Problem description: Note how many lines contain "JSON" and give that number, with nothing else.

Records shown:
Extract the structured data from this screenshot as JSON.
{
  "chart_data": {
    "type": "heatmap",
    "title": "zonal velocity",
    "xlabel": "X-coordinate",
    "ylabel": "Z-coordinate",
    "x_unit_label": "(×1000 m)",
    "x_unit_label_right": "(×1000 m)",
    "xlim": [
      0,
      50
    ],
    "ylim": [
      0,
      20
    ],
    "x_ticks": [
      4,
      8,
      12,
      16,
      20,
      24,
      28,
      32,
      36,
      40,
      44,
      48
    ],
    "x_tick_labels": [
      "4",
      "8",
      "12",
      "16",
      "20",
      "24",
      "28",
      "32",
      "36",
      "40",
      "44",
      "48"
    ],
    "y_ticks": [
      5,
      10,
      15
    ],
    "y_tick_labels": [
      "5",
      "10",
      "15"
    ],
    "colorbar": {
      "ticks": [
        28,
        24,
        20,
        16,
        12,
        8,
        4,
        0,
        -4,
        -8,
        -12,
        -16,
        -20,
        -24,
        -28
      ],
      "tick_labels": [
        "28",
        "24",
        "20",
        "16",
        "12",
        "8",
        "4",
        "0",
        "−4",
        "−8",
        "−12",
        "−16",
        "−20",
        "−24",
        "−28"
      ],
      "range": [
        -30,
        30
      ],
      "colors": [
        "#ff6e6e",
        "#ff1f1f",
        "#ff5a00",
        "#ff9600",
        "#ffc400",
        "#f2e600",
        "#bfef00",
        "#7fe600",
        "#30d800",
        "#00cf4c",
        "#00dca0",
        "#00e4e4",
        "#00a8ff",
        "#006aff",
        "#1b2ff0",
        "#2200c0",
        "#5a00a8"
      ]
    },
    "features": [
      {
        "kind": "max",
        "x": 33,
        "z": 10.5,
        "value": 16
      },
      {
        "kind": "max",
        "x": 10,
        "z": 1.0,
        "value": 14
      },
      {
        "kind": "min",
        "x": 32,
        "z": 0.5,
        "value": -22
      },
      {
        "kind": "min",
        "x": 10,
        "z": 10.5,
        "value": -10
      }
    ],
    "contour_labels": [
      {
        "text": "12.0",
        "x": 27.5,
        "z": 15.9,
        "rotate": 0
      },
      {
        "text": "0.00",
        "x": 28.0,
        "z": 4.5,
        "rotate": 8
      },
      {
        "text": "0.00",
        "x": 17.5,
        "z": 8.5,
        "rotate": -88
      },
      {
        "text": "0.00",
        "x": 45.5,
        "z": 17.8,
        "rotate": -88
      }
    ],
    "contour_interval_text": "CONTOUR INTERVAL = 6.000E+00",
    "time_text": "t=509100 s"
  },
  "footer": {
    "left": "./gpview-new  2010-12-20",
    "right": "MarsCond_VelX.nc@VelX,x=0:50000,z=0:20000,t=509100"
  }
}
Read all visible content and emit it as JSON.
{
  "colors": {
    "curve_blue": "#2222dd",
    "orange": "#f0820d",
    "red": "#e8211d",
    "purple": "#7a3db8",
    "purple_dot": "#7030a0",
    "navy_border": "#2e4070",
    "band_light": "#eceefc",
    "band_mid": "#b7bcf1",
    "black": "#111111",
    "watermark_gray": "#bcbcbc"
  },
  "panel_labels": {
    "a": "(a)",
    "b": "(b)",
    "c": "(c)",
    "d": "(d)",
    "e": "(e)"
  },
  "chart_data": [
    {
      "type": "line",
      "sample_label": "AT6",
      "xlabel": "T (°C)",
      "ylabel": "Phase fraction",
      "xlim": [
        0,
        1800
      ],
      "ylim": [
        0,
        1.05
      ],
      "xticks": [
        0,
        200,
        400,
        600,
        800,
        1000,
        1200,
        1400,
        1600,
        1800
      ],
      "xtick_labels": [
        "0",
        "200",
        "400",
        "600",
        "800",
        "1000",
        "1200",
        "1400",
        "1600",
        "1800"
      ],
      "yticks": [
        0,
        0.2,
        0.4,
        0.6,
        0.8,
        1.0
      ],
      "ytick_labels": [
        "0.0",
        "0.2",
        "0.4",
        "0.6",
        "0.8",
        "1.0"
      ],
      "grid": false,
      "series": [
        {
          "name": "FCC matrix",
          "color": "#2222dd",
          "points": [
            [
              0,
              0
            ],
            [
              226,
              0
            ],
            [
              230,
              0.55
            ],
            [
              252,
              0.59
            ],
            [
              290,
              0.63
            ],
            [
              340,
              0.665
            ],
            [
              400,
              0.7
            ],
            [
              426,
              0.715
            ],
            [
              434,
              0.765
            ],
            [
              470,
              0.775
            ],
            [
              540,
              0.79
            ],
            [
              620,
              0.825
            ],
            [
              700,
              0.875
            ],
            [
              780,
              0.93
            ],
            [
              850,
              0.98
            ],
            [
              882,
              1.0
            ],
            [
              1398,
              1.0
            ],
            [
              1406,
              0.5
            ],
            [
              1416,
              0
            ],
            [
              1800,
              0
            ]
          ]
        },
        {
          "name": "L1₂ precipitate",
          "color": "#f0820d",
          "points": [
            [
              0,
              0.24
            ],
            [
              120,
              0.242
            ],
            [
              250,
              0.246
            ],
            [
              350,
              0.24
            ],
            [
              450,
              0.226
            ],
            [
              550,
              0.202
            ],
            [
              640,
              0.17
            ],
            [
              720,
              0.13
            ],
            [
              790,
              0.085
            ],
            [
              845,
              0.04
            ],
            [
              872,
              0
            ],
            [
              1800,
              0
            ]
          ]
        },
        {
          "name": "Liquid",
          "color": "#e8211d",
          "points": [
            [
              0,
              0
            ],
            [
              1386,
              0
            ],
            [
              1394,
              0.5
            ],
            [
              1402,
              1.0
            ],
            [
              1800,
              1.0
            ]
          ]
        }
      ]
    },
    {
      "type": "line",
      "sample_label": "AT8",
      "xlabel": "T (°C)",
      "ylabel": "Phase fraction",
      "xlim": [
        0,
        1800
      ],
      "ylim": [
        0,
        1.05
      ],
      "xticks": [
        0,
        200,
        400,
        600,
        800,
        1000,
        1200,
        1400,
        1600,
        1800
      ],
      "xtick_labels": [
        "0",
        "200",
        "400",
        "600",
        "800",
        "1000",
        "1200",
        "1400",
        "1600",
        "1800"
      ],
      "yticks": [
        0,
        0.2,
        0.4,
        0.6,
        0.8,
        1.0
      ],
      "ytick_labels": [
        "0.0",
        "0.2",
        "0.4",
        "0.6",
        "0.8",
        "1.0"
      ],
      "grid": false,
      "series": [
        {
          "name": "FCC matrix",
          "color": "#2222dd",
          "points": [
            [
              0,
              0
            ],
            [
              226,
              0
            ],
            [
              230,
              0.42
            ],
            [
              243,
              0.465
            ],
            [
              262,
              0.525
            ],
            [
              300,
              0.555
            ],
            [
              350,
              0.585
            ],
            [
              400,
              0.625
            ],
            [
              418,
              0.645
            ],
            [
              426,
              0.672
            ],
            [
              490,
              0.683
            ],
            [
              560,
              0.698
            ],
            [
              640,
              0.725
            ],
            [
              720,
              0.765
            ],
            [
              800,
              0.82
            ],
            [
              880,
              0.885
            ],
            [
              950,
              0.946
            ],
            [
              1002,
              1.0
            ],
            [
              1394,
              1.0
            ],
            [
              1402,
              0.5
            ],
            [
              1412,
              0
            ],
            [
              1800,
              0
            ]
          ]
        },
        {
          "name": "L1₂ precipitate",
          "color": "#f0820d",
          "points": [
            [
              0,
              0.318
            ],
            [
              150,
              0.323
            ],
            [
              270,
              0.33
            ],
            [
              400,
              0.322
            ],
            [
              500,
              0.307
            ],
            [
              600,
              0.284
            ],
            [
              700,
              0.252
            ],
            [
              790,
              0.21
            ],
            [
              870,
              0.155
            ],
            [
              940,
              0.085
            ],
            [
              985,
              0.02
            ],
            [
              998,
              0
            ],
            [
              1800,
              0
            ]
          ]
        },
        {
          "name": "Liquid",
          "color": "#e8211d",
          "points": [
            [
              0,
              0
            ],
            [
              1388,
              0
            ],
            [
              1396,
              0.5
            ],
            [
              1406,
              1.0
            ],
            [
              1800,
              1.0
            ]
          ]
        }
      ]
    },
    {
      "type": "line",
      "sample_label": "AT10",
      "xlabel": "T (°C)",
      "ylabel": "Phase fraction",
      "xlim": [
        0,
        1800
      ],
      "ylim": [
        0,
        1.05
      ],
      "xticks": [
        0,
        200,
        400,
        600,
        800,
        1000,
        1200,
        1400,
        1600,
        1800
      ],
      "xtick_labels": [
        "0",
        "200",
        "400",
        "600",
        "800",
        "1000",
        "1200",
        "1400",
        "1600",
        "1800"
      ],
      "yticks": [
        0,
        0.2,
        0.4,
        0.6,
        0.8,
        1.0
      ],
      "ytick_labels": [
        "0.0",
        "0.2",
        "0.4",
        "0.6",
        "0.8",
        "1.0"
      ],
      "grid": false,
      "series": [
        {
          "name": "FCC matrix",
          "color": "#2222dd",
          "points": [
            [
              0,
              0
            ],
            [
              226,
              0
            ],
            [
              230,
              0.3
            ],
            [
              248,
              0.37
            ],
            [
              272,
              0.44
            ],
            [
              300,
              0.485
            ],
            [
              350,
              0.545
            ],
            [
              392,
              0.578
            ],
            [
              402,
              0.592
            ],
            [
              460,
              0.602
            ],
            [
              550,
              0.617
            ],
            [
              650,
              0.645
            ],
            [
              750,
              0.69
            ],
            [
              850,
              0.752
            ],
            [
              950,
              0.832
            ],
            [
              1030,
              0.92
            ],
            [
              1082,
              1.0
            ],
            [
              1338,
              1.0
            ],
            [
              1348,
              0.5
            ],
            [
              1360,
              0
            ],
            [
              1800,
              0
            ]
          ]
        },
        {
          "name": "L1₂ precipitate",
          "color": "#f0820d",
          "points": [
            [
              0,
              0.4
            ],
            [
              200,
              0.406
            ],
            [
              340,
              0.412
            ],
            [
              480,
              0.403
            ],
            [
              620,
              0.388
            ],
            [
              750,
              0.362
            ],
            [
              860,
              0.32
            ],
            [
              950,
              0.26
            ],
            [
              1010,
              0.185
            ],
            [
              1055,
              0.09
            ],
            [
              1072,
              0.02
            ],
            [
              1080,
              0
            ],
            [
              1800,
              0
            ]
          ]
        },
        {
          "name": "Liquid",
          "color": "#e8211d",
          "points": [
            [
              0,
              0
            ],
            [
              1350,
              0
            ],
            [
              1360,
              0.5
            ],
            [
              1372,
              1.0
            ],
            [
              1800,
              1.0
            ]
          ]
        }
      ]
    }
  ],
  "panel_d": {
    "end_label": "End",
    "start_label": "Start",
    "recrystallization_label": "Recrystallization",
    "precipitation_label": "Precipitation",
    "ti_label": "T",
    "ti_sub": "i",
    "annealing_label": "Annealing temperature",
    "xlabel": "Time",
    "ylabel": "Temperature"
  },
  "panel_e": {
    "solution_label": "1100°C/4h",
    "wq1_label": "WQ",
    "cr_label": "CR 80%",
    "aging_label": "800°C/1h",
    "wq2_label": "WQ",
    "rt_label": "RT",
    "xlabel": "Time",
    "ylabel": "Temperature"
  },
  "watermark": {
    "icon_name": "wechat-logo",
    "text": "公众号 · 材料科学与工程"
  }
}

Answer to this problem: 2